#### [PAGE EXCERPT]
Content starts
Almost five years have passed since the 2016 Olympic Games in Rio de Janeiro, and allegations of corruption and fraud still abound.
Many of the projects set for the Barra da Tijuca Olympic Park and the Deodoro Sports Complex never got off the paper, said Councilor Felipe Michel (Progressistas Party), the president of the Rio de Janeiro Sports Commission.
“The facilities are abandoned because the municipality did not do any post-Olympiad planning,” Michel said.
“When we talk about [architectural] ‘legacy,’ we are not only talking about physical spaces but also about post-Olympic planning, from simple preservation of the space to sports projects,” he said.
“In the Maria Lenk Water Park, the pool was dismantled and [the pieces] of another one were stored in the golf course. What we see [with the Olympics’ architectural legacy] is that it has become an ‘anti-legacy’,” Michel said.
The fate of the Olympic swimming pools is still uncertain, but authorities are considering bringing at least one to Maricá, about 93 miles from Rio de Janeiro.
The councilor said the only Olympic architecture still in use is the golf course.
Content ends
#### [EXERCISE REQUIREMENTS]
(a) In the article on Rio's Olympic facilities, what does the councilor name as the only Olympic architecture still in use?
(b) Quote the article on Rio's Olympic facilities between "The fate of" and "Rio de Janeiro.", inclusive.

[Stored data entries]
Content starts
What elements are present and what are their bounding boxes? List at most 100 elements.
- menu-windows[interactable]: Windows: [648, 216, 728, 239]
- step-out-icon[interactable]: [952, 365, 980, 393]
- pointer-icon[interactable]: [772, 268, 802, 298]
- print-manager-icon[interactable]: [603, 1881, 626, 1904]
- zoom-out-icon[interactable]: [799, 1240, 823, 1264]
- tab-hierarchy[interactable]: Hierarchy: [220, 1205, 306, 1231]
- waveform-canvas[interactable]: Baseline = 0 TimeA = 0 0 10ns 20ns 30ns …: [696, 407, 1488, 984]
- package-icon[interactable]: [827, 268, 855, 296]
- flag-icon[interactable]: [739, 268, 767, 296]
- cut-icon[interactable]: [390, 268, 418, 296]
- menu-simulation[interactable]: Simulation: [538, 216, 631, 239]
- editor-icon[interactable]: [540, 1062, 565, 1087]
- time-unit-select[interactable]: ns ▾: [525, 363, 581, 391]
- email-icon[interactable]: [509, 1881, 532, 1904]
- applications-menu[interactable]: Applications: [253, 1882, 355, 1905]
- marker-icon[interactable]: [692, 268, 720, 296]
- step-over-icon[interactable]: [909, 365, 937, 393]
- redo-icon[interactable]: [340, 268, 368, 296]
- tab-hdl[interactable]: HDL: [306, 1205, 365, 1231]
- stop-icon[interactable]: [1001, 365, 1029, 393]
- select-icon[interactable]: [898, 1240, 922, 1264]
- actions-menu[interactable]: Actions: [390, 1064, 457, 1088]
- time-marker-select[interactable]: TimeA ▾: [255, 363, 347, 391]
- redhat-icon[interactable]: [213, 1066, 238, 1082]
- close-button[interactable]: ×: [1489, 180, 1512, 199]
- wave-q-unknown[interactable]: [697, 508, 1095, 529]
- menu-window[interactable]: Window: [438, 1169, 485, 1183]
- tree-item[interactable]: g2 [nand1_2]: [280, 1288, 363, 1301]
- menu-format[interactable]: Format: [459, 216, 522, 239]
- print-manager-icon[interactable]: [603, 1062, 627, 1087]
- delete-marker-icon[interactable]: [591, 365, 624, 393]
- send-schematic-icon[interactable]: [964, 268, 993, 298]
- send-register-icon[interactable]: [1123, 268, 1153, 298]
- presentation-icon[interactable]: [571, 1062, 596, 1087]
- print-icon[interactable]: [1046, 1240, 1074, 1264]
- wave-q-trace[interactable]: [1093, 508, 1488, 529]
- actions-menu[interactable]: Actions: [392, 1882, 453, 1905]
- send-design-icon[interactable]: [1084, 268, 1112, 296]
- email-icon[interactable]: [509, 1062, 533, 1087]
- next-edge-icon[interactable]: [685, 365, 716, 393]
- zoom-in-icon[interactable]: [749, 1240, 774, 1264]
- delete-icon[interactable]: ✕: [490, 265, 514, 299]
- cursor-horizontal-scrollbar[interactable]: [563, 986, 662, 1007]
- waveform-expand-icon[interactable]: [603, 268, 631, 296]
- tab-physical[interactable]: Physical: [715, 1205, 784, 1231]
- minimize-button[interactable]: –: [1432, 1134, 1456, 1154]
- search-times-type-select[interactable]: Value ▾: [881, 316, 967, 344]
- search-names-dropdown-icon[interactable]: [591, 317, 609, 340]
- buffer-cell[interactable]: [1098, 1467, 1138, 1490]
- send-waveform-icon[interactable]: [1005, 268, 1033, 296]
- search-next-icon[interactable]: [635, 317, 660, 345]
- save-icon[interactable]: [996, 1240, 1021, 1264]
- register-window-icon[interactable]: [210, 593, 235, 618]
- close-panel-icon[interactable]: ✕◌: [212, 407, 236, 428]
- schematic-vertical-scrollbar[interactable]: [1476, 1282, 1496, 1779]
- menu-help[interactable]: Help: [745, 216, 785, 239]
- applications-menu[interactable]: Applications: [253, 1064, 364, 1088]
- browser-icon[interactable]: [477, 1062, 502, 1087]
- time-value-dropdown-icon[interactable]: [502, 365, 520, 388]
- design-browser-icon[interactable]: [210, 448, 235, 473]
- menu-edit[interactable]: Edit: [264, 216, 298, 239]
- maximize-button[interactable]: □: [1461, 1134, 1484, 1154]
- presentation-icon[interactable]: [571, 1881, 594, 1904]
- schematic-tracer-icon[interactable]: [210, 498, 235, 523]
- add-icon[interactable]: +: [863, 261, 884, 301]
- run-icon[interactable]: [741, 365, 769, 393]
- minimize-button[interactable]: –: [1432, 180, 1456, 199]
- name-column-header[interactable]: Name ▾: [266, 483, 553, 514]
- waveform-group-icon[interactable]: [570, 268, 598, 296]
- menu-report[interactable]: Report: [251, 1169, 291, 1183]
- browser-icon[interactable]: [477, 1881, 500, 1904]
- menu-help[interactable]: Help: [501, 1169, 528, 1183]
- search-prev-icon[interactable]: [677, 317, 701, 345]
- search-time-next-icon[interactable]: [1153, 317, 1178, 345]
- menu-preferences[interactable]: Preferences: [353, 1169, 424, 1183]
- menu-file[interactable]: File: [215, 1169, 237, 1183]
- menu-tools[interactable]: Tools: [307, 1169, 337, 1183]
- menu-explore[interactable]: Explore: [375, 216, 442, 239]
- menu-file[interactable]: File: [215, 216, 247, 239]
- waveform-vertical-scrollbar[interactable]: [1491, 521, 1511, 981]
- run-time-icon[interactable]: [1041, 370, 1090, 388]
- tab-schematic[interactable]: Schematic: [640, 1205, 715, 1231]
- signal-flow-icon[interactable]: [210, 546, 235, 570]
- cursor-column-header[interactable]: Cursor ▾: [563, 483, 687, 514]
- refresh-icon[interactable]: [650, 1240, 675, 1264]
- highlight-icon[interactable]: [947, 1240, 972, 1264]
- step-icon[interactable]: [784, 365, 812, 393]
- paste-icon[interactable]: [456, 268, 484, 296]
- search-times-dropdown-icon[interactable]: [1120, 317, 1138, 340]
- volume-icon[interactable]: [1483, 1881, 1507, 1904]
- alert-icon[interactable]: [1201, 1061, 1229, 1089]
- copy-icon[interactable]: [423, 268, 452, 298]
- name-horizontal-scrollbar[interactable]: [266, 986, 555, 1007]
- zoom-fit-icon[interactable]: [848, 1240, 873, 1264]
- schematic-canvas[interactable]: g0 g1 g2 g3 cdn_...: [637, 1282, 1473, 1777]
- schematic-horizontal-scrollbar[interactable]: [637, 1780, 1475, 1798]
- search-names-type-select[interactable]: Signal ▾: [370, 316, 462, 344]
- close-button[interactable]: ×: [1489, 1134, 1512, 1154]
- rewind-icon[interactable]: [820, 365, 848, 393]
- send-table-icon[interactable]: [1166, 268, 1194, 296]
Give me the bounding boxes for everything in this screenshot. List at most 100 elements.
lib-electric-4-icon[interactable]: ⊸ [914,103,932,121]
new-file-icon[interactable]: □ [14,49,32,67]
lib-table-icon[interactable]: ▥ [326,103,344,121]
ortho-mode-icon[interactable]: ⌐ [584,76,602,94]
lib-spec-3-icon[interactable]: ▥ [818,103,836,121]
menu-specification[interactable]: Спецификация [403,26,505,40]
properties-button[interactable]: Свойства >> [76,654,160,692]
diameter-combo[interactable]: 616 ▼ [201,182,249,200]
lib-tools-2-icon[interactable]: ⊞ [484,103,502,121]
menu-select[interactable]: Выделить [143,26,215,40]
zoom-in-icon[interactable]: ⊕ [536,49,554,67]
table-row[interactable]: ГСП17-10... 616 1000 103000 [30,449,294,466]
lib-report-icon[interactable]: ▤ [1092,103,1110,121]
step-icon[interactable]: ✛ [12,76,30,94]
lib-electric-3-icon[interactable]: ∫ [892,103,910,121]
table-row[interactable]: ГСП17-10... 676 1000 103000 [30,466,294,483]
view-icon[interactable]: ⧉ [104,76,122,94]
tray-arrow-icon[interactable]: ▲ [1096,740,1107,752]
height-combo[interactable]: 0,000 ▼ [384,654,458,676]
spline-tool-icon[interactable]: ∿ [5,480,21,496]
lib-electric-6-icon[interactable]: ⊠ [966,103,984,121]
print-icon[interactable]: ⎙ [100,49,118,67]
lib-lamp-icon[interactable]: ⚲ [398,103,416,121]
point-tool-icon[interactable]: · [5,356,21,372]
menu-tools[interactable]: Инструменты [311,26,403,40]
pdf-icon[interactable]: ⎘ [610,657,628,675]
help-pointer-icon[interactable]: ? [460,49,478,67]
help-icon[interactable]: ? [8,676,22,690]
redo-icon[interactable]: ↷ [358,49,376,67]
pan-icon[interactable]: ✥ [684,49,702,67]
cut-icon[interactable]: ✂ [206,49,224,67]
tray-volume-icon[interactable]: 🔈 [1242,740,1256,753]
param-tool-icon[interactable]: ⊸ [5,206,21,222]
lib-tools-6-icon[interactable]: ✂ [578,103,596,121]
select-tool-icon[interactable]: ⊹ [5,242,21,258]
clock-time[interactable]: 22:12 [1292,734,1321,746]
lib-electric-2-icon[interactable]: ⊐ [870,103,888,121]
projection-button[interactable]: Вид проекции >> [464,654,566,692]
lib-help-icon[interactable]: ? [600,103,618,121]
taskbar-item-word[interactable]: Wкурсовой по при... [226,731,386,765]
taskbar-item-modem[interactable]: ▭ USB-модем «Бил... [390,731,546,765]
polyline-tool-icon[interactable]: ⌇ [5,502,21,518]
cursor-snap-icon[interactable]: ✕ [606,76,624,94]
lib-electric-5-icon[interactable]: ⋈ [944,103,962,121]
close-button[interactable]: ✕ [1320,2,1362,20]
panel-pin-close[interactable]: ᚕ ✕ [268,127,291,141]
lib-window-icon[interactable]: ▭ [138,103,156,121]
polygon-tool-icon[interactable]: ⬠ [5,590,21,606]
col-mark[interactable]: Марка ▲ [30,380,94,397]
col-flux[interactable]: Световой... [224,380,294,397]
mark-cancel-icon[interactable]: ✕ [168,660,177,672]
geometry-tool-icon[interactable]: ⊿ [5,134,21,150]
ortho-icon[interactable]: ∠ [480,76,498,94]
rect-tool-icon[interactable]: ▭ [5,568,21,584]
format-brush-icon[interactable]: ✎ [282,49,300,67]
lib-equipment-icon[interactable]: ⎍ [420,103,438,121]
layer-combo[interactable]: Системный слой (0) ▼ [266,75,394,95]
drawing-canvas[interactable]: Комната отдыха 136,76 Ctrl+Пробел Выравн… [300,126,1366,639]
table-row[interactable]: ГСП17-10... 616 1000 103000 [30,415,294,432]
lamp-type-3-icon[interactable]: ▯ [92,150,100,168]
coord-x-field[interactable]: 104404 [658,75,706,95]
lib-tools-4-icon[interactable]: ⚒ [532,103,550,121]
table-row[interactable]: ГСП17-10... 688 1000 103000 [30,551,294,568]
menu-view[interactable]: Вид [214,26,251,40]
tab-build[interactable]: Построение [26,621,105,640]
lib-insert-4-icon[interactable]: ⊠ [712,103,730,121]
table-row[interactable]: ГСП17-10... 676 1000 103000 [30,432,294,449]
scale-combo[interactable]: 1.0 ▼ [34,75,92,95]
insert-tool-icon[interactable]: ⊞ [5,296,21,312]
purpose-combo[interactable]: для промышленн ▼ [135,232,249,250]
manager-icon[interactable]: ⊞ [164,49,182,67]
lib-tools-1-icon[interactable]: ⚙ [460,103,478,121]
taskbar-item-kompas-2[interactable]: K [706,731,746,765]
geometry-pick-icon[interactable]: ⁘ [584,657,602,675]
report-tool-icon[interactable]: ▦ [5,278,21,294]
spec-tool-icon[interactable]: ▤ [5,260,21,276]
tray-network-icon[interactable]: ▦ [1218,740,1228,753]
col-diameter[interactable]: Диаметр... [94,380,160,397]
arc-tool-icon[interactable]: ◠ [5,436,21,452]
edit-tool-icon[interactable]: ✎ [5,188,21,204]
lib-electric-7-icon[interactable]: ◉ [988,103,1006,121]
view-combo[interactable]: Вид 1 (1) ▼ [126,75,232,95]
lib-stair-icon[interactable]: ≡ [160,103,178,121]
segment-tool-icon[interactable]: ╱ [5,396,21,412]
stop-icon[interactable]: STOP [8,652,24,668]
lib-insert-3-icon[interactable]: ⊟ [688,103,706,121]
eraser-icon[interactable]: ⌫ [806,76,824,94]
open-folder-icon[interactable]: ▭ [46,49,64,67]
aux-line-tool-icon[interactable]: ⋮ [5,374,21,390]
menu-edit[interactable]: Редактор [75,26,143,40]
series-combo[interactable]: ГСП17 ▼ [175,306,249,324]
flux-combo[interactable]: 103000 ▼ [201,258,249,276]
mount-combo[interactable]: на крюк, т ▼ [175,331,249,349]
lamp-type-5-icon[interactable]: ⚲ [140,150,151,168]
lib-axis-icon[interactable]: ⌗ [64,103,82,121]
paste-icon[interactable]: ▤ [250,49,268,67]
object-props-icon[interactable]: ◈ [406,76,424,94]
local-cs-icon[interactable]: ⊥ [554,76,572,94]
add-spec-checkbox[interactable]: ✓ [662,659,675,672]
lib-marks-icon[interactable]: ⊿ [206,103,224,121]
Content ends
#### [SOLUTION LIST]
(a) The golf course.

(b)
The fate of the Olympic swimming pools is still uncertain, but authorities are considering bringing at least one to Maricá, about 93 miles from Rio de Janeiro.